INPUT:
____________________

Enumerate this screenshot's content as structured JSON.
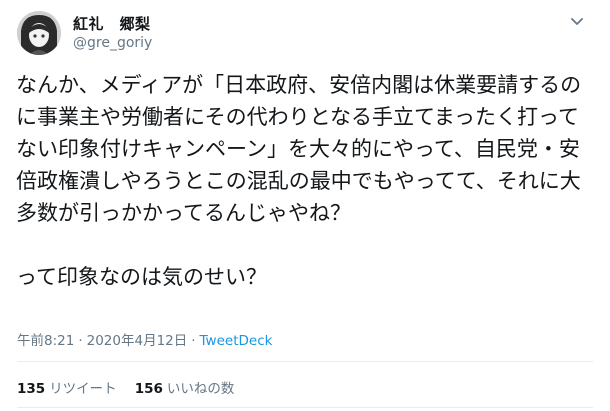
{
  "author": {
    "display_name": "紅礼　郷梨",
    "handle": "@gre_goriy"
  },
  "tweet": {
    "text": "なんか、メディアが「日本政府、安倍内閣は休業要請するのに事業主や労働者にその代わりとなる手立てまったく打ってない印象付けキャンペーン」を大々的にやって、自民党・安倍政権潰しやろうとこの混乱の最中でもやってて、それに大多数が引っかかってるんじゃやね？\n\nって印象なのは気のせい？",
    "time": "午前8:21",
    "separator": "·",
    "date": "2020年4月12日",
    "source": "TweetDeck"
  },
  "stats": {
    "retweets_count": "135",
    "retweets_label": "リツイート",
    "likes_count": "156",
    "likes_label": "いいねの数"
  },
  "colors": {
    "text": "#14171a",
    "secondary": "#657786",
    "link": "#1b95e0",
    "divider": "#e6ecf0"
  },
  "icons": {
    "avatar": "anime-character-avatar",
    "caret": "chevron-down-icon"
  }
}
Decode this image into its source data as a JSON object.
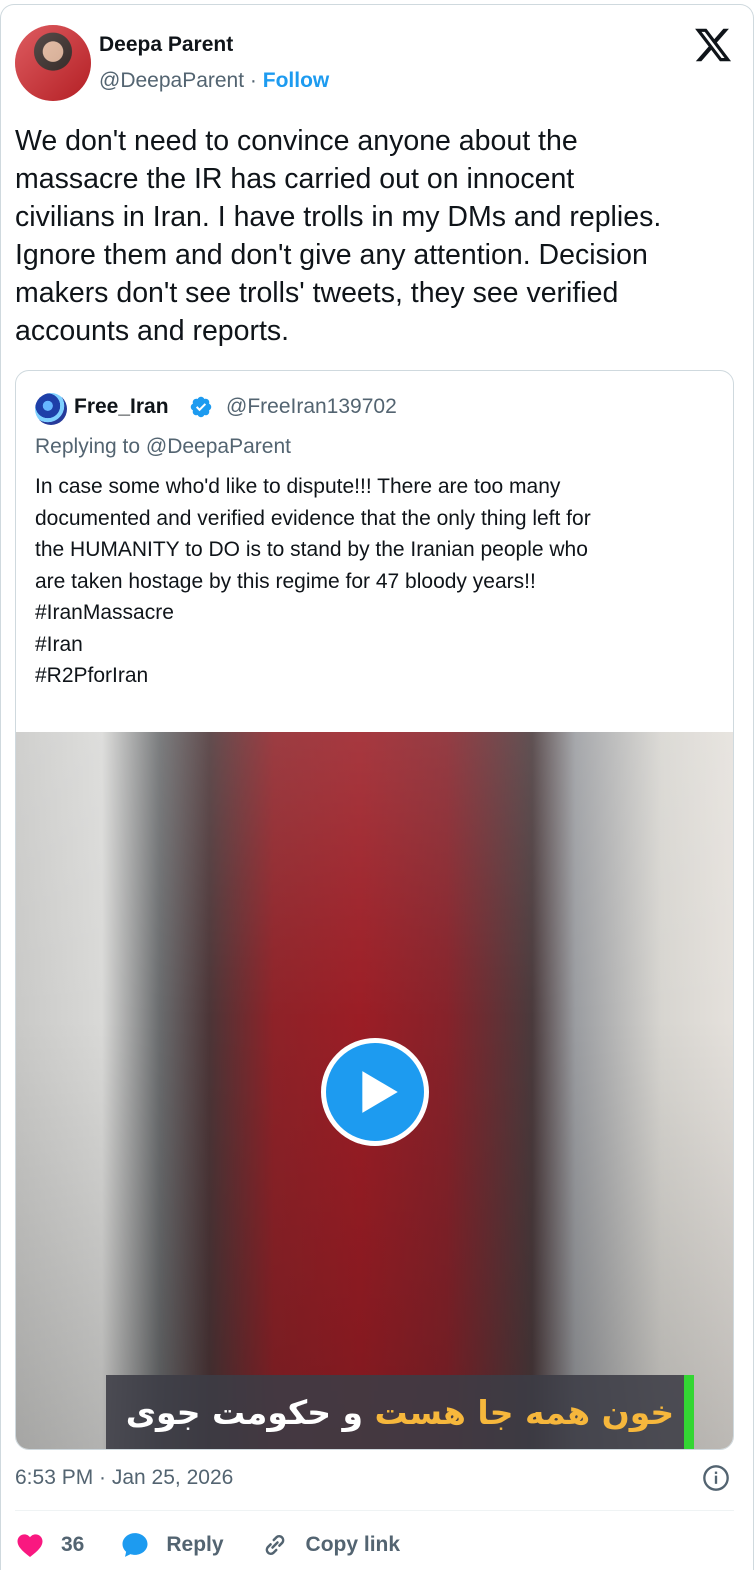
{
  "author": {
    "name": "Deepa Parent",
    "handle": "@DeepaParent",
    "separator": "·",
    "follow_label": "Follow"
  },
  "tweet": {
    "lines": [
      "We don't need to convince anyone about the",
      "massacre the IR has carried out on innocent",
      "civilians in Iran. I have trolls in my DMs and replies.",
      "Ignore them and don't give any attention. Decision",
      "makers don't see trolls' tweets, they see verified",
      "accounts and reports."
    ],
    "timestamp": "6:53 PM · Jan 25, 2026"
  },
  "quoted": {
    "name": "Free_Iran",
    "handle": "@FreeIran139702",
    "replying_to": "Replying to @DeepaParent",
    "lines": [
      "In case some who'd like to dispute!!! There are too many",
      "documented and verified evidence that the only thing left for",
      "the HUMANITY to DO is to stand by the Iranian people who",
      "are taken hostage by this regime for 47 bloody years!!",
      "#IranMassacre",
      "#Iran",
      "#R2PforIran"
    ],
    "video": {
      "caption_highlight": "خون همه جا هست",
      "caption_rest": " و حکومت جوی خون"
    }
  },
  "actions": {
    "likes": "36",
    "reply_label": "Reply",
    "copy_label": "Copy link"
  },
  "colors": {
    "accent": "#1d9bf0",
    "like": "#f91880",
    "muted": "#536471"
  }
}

____________________

YOUR TASK:
Only lines holding the string "this" are wanted; gather each one from the entries above.

CORRECT ANSWER:
Enumerate this screenshot's content as structured JSON.
Decode this image into its source data as a JSON object.
      "are taken hostage by this regime for 47 bloody years!!",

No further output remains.